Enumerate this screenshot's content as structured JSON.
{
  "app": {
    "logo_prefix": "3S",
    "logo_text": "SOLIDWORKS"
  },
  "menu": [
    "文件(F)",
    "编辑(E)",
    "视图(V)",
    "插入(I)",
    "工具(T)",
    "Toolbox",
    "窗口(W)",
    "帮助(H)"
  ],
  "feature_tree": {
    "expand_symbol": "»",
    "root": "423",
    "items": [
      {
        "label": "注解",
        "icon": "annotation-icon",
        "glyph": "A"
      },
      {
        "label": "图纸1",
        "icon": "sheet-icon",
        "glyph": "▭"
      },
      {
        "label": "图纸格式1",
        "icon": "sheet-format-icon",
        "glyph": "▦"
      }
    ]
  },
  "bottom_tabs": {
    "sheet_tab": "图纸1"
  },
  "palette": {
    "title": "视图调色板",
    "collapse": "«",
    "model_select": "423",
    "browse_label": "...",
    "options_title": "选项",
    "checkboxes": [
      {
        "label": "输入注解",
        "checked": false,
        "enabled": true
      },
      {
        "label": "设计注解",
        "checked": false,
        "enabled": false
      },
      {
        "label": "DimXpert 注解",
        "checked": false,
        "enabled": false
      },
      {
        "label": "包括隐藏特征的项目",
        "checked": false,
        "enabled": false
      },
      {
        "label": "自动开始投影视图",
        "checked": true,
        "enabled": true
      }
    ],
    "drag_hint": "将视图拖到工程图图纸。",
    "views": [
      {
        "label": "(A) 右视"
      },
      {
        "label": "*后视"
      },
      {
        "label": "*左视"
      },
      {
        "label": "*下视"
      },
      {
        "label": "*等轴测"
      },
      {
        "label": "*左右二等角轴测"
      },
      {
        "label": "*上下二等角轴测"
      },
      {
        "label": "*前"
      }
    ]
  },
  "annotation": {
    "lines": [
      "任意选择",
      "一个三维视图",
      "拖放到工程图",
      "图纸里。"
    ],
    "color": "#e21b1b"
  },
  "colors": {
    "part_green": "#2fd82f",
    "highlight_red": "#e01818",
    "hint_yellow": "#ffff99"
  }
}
-----
# Task description:
Every entry must be quoted exactly as it appears above.

# In response:
Enumerate this screenshot's content as structured JSON.
{
  "app": {
    "logo_prefix": "3S",
    "logo_text": "SOLIDWORKS"
  },
  "menu": [
    "文件(F)",
    "编辑(E)",
    "视图(V)",
    "插入(I)",
    "工具(T)",
    "Toolbox",
    "窗口(W)",
    "帮助(H)"
  ],
  "feature_tree": {
    "expand_symbol": "»",
    "root": "423",
    "items": [
      {
        "label": "注解",
        "icon": "annotation-icon",
        "glyph": "A"
      },
      {
        "label": "图纸1",
        "icon": "sheet-icon",
        "glyph": "▭"
      },
      {
        "label": "图纸格式1",
        "icon": "sheet-format-icon",
        "glyph": "▦"
      }
    ]
  },
  "bottom_tabs": {
    "sheet_tab": "图纸1"
  },
  "palette": {
    "title": "视图调色板",
    "collapse": "«",
    "model_select": "423",
    "browse_label": "...",
    "options_title": "选项",
    "checkboxes": [
      {
        "label": "输入注解",
        "checked": false,
        "enabled": true
      },
      {
        "label": "设计注解",
        "checked": false,
        "enabled": false
      },
      {
        "label": "DimXpert 注解",
        "checked": false,
        "enabled": false
      },
      {
        "label": "包括隐藏特征的项目",
        "checked": false,
        "enabled": false
      },
      {
        "label": "自动开始投影视图",
        "checked": true,
        "enabled": true
      }
    ],
    "drag_hint": "将视图拖到工程图图纸。",
    "views": [
      {
        "label": "(A) 右视"
      },
      {
        "label": "*后视"
      },
      {
        "label": "*左视"
      },
      {
        "label": "*下视"
      },
      {
        "label": "*等轴测"
      },
      {
        "label": "*左右二等角轴测"
      },
      {
        "label": "*上下二等角轴测"
      },
      {
        "label": "*前"
      }
    ]
  },
  "annotation": {
    "lines": [
      "任意选择",
      "一个三维视图",
      "拖放到工程图",
      "图纸里。"
    ],
    "color": "#e21b1b"
  },
  "colors": {
    "part_green": "#2fd82f",
    "highlight_red": "#e01818",
    "hint_yellow": "#ffff99"
  }
}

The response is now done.